* **AIM**
Take every line from the listing below that includes "Status" and copy it.

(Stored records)
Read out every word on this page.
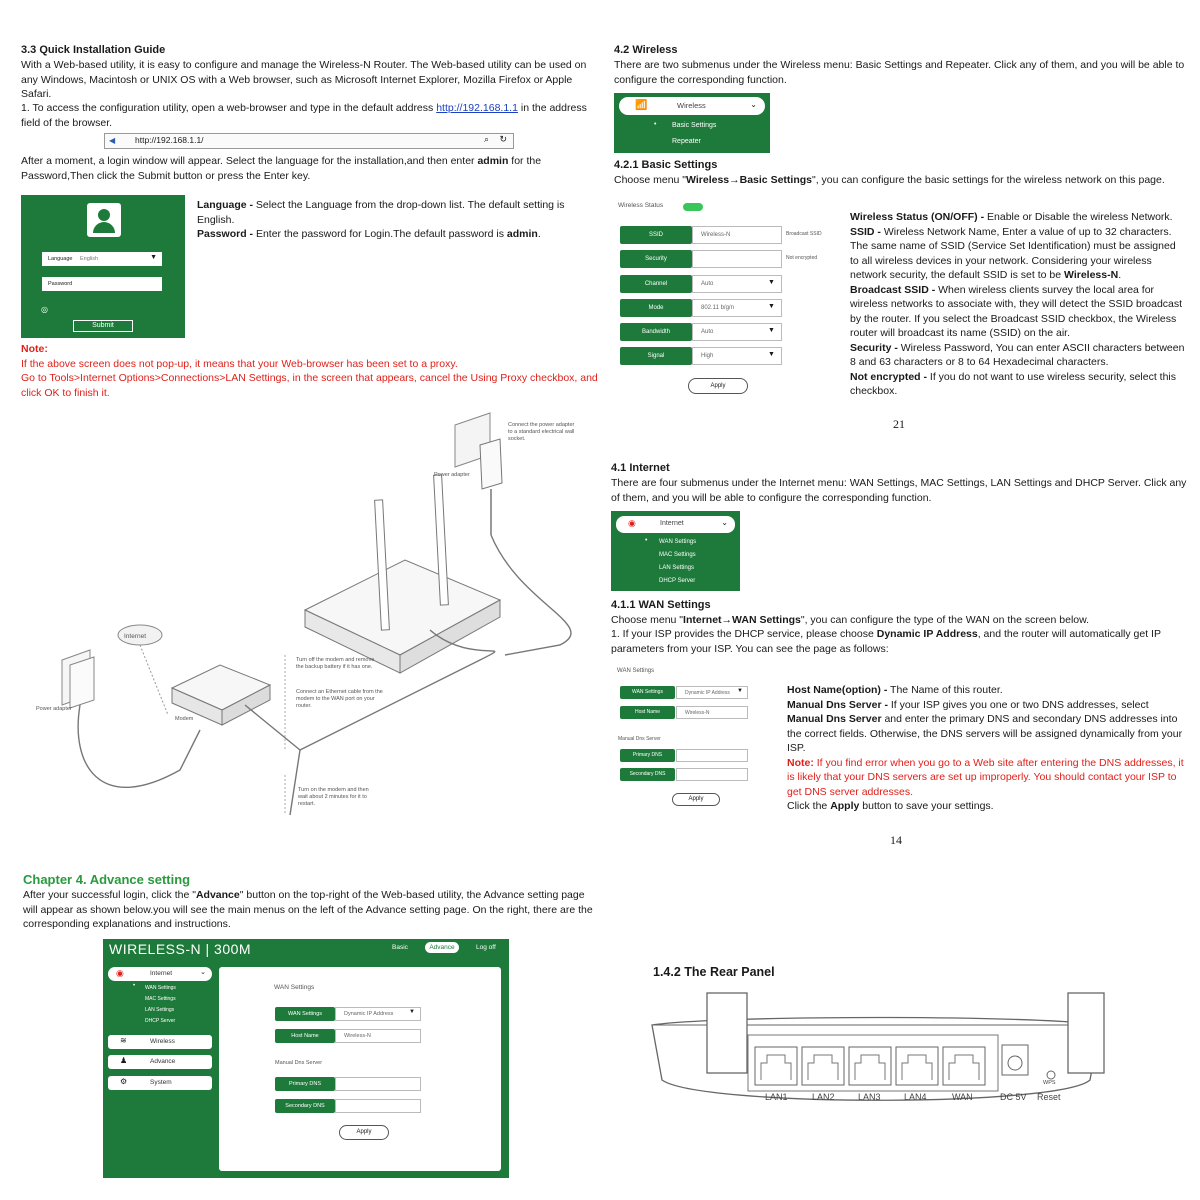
3.3 Quick Installation Guide
With a Web-based utility, it is easy to configure and manage the Wireless-N Router. The Web-based utility can be used on any Windows, Macintosh or UNIX OS with a Web browser, such as Microsoft Internet Explorer, Mozilla Firefox or Apple Safari.
1. To access the configuration utility, open a web-browser and type in the default address http://192.168.1.1 in the address field of the browser.
◀ http://192.168.1.1/	⌕ ↻
After a moment, a login window will appear. Select the language for the installation,and then enter admin for the Password,Then click the Submit button or press the Enter key.
Language English	▼
Password
◎
Submit
Language - Select the Language from the drop-down list. The default setting is English.
Password - Enter the password for Login.The default password is admin.
Note:
If the above screen does not pop-up, it means that your Web-browser has been set to a proxy.
Go to Tools>Internet Options>Connections>LAN Settings, in the screen that appears, cancel the Using Proxy checkbox, and click OK to finish it.
Internet
Connect the power adapter to a standard electrical wall socket.
Power adapter
Turn off the modem and remove the backup battery if it has one.
Connect an Ethernet cable from the modem to the WAN port on your router.
Turn on the modem and then wait about 2 minutes for it to restart.
Modem
Power adapter
4.2 Wireless
There are two submenus under the Wireless menu: Basic Settings and Repeater. Click any of them, and you will be able to configure the corresponding function.
📶	Wireless	⌄
• Basic Settings
Repeater
4.2.1 Basic Settings
Choose menu "Wireless→Basic Settings", you can configure the basic settings for the wireless network on this page.
Wireless Status
SSID	Wireless-N	Broadcast SSID
Security	Not encrypted
Channel	Auto	▼
Mode	802.11 b/g/n	▼
Bandwidth	Auto	▼
Signal	High	▼
Apply
Wireless Status (ON/OFF) - Enable or Disable the wireless Network.
SSID - Wireless Network Name, Enter a value of up to 32 characters. The same name of SSID (Service Set Identification) must be assigned to all wireless devices in your network. Considering your wireless network security, the default SSID is set to be Wireless-N.
Broadcast SSID - When wireless clients survey the local area for wireless networks to associate with, they will detect the SSID broadcast by the router. If you select the Broadcast SSID checkbox, the Wireless router will broadcast its name (SSID) on the air.
Security - Wireless Password, You can enter ASCII characters between 8 and 63 characters or 8 to 64 Hexadecimal characters.
Not encrypted - If you do not want to use wireless security, select this checkbox.
21
4.1 Internet
There are four submenus under the Internet menu: WAN Settings, MAC Settings, LAN Settings and DHCP Server. Click any of them, and you will be able to configure the corresponding function.
◉	Internet	⌄
• WAN Settings
MAC Settings
LAN Settings
DHCP Server
4.1.1 WAN Settings
Choose menu "Internet→WAN Settings", you can configure the type of the WAN on the screen below.
1. If your ISP provides the DHCP service, please choose Dynamic IP Address, and the router will automatically get IP parameters from your ISP. You can see the page as follows:
WAN Settings
WAN Settings	Dynamic IP Address
Host Name	Wireless-N
▼
Manual Dns Server
Primary DNS
Secondary DNS
Apply
Host Name(option) - The Name of this router.
Manual Dns Server - If your ISP gives you one or two DNS addresses, select Manual Dns Server and enter the primary DNS and secondary DNS addresses into the correct fields. Otherwise, the DNS servers will be assigned dynamically from your ISP.
Note: If you find error when you go to a Web site after entering the DNS addresses, it is likely that your DNS servers are set up improperly. You should contact your ISP to get DNS server addresses.
Click the Apply button to save your settings.
14
Chapter 4. Advance setting
After your successful login, click the "Advance" button on the top-right of the Web-based utility, the Advance setting page will appear as shown below.you will see the main menus on the left of the Advance setting page. On the right, there are the corresponding explanations and instructions.
WIRELESS-N | 300M	Basic	Advance	Log off
◉	Internet	⌄
• WAN Settings
MAC Settings
LAN Settings
DHCP Server
≋	Wireless
♟	Advance
⚙	System
WAN Settings
WAN Settings	Dynamic IP Address
Host Name	Wireless-N
▼
Manual Dns Server
Primary DNS
Secondary DNS
Apply
1.4.2 The Rear Panel
WPS
LAN1	LAN2	LAN3	LAN4	WAN	DC 5V Reset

* **TASK RESPONSE**
Wireless Status
Wireless Status (ON/OFF) - Enable or Disable the wireless Network.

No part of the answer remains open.